§ Records provided
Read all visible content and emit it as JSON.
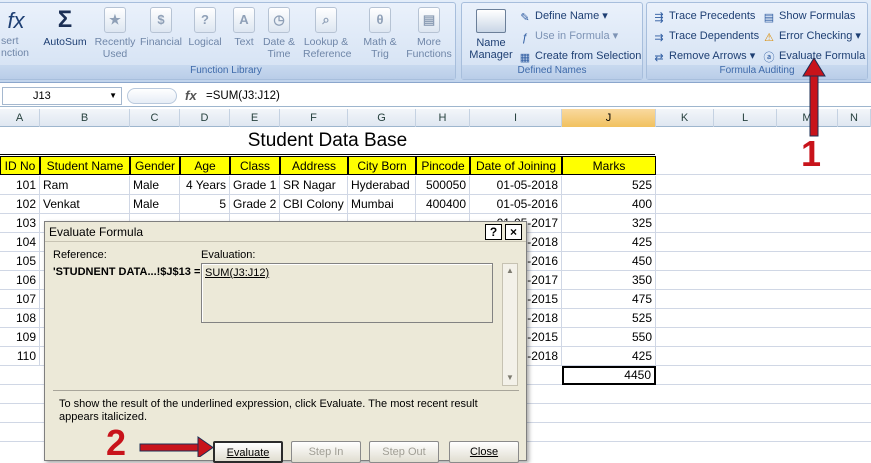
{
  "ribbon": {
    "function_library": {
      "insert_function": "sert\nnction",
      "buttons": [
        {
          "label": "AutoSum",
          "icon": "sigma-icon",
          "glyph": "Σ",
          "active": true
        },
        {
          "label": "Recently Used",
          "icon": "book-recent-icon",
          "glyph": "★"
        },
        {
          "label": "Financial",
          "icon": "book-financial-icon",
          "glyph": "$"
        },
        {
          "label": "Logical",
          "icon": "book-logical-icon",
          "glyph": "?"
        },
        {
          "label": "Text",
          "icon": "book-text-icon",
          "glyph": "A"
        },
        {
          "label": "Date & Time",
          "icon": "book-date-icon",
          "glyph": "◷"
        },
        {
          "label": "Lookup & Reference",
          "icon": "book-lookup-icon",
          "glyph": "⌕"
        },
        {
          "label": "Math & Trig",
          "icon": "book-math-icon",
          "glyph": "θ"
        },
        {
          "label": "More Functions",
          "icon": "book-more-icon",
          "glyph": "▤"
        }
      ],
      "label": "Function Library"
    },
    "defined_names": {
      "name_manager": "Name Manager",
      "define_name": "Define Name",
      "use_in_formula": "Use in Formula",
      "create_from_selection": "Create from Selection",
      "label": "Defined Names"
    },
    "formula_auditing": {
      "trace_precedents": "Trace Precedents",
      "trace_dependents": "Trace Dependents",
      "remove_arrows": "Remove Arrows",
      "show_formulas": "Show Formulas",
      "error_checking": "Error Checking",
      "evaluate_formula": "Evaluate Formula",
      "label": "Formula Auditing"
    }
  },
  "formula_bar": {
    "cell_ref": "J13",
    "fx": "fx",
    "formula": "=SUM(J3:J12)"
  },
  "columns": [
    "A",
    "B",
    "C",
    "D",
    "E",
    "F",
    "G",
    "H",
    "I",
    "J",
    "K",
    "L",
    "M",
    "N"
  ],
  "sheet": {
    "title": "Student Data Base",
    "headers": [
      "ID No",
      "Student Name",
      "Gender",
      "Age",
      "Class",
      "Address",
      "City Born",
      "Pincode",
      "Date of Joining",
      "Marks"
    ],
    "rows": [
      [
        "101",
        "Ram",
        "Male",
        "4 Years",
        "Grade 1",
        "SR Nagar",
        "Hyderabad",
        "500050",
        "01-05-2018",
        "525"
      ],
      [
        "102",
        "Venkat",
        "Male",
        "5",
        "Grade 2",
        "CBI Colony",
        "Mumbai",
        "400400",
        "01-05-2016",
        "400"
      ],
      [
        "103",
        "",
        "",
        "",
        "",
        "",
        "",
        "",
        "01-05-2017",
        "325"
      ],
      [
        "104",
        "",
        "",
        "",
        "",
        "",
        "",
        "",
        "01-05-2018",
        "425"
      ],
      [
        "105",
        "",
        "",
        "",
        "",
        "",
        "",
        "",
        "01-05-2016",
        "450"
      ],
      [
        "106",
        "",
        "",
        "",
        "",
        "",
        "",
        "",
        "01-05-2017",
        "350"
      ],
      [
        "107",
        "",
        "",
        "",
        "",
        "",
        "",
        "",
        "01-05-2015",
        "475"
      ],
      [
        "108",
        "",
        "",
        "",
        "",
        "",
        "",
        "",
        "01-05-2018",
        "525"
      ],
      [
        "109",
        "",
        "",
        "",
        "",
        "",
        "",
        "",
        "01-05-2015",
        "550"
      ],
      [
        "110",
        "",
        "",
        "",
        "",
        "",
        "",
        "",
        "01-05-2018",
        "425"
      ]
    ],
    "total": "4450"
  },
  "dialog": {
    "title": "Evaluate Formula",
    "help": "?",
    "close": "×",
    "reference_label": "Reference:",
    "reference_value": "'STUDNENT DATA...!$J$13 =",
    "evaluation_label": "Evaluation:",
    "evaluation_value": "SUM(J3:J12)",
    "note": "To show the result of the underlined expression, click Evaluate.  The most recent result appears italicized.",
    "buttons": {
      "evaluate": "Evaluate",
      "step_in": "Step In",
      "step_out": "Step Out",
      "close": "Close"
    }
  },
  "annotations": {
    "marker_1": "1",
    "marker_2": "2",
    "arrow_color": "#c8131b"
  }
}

--

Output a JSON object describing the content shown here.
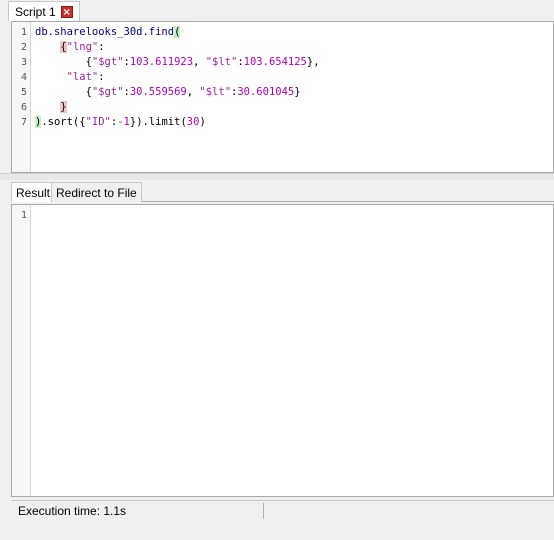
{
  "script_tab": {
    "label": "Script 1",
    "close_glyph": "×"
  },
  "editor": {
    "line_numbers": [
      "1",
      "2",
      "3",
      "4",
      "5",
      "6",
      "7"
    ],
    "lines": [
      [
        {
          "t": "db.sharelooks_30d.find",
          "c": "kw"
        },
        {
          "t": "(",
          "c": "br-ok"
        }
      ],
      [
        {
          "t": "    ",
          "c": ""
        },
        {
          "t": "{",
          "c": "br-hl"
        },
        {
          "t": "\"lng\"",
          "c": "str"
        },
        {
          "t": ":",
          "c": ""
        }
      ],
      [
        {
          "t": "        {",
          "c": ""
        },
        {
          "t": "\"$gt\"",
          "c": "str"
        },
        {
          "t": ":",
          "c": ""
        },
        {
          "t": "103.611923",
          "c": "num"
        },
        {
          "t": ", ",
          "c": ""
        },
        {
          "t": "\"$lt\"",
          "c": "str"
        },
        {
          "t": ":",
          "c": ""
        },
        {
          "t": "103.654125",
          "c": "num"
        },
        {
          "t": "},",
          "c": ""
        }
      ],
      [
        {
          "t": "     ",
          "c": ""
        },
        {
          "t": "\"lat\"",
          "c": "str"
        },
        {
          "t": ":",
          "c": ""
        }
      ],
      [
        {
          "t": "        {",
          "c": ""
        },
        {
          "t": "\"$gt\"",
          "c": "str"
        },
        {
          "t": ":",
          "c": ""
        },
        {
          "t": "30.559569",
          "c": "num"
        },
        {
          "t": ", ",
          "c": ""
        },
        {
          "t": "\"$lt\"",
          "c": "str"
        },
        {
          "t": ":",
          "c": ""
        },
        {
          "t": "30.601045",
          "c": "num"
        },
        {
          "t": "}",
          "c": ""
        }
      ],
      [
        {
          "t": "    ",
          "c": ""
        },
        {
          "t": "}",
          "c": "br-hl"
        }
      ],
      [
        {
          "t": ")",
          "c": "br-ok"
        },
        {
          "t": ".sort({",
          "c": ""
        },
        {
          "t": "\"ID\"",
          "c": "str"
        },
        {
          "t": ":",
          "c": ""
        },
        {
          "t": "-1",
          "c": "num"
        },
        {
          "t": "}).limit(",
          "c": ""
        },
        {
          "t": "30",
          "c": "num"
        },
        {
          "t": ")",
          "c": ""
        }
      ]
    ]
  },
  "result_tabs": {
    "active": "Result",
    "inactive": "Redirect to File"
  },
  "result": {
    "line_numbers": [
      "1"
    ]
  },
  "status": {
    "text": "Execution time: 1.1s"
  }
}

---

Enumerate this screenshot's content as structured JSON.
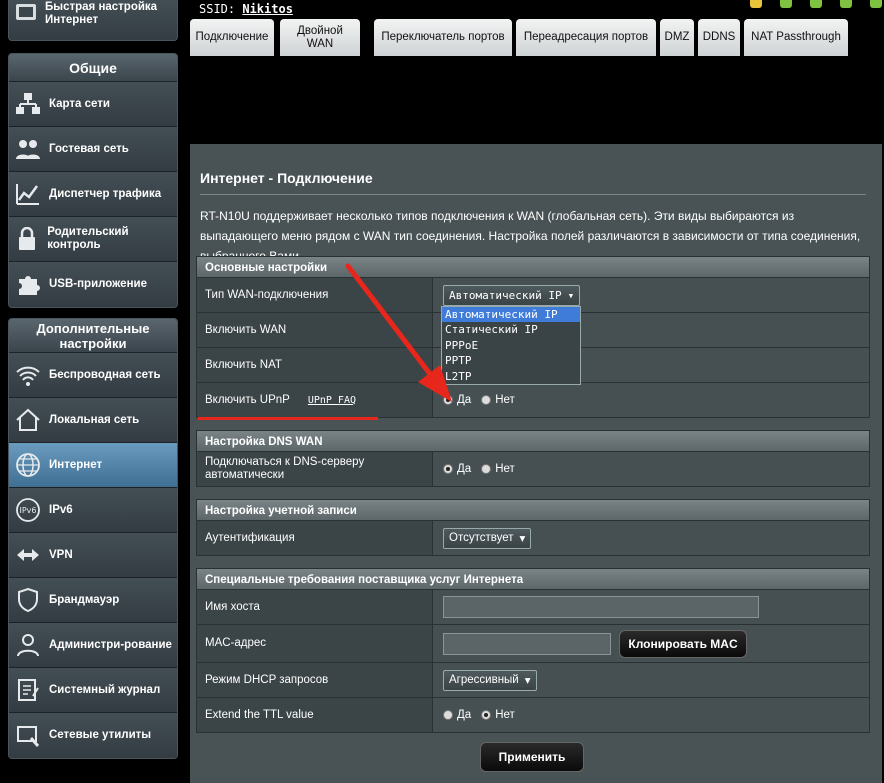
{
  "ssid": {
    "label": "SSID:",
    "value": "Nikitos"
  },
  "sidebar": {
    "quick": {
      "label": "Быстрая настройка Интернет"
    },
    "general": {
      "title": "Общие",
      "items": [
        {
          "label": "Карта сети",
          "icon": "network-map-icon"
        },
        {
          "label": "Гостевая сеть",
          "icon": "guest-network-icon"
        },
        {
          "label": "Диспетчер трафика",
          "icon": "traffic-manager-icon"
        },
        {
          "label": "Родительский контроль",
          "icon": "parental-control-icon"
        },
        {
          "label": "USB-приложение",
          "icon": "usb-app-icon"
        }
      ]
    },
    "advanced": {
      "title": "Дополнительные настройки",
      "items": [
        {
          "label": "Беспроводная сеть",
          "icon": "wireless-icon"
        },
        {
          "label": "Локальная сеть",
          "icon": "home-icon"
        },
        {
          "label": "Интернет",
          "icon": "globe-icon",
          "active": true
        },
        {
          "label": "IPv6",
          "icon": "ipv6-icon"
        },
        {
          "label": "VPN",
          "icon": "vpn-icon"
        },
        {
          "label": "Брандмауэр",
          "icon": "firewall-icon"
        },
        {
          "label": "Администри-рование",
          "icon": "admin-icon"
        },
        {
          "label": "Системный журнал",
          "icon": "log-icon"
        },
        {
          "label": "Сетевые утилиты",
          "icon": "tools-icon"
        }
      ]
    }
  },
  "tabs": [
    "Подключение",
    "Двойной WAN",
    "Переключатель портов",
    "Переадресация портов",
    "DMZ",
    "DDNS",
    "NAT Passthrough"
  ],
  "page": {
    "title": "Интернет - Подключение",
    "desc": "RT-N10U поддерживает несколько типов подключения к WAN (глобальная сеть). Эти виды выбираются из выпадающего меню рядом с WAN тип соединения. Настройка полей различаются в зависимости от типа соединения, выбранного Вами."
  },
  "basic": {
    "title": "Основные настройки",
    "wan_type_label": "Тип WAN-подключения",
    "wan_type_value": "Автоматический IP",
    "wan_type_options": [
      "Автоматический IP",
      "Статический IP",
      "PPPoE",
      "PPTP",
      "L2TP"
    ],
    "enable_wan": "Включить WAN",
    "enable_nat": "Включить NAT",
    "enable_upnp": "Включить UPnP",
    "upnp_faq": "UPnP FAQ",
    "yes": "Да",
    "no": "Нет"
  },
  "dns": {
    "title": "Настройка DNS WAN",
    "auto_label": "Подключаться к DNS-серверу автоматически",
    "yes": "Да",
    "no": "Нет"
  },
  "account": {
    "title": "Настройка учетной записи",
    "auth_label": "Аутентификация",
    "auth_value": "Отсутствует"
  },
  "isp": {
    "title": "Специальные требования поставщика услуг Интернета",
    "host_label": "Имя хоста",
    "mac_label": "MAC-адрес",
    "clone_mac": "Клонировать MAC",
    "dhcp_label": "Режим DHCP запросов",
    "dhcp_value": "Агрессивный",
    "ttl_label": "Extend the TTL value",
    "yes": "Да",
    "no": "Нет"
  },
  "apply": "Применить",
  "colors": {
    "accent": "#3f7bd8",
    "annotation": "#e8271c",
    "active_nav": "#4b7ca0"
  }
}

§ Set exercise
Report the number of lines in the listing that include the string "network"; give nothing but the number.

§ Solution to the problem
2